WRITTEN TASK: Copy out all lines carrying the word "租赁办公场所".

::::

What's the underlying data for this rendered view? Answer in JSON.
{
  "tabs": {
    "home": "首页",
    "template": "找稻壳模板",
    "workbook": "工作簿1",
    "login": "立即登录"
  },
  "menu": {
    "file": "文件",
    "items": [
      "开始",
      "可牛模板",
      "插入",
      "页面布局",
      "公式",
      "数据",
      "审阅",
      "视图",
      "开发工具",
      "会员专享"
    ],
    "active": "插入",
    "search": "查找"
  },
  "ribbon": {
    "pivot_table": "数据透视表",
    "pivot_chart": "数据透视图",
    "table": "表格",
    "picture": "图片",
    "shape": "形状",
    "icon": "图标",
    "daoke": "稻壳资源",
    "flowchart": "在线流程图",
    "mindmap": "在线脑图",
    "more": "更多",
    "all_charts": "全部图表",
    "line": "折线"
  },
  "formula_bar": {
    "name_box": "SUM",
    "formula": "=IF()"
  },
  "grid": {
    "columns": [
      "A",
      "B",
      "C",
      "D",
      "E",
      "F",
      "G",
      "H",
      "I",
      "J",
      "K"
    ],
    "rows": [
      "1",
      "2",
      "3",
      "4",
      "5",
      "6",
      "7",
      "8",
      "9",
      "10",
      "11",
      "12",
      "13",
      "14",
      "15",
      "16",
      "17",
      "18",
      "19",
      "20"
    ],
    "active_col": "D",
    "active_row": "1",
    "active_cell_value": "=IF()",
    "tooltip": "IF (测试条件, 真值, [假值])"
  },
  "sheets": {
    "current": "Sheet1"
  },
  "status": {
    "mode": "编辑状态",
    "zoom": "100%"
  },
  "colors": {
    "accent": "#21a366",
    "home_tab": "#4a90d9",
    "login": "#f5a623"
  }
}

::::

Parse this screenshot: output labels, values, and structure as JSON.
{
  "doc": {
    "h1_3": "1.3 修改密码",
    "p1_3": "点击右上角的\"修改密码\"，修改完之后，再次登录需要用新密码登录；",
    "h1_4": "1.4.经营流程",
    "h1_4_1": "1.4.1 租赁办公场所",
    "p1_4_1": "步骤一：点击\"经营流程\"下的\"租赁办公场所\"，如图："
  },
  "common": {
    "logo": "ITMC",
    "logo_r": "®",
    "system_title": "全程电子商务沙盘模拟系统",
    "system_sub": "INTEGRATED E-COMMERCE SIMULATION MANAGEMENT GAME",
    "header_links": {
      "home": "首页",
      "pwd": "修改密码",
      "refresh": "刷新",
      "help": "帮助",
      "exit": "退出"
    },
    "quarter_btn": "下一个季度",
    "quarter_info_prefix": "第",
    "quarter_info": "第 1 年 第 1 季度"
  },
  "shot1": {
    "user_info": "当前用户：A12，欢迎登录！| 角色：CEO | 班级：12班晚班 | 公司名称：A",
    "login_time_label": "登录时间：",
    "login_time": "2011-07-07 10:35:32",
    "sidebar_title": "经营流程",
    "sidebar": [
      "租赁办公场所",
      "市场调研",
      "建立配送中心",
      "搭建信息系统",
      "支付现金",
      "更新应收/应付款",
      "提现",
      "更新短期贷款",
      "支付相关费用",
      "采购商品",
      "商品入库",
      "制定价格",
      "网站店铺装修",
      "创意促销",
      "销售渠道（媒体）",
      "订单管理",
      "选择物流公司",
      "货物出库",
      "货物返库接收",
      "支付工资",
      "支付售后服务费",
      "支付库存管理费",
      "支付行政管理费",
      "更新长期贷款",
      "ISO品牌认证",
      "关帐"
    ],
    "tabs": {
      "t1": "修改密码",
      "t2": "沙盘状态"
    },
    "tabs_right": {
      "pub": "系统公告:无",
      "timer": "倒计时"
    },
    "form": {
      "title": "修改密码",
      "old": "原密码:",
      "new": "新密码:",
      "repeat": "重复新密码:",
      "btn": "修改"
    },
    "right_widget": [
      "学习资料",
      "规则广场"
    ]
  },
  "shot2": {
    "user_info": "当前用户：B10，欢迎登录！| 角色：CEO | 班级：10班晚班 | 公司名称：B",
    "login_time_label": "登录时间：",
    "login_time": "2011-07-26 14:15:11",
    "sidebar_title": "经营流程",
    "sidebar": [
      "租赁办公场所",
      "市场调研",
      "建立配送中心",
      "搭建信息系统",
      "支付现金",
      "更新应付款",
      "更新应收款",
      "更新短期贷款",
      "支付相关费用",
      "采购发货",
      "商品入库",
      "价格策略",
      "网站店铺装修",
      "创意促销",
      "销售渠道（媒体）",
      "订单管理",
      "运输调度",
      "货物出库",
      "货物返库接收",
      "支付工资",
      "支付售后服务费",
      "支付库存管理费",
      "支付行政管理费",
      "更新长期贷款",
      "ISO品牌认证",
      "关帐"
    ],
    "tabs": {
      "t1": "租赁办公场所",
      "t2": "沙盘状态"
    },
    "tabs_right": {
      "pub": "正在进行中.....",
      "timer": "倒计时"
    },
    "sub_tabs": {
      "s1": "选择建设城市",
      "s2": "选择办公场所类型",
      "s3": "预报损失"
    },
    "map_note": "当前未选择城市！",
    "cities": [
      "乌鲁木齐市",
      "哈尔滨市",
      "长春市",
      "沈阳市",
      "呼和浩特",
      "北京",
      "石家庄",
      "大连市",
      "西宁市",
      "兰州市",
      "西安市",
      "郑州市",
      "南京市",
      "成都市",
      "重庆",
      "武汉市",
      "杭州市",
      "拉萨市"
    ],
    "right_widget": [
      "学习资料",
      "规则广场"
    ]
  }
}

::::

SOLUTION TO THIS TASK:
    "h1_4_1": "1.4.1 租赁办公场所",
    "p1_4_1": "步骤一：点击\"经营流程\"下的\"租赁办公场所\"，如图："
      "租赁办公场所",
      "租赁办公场所",
      "t1": "租赁办公场所",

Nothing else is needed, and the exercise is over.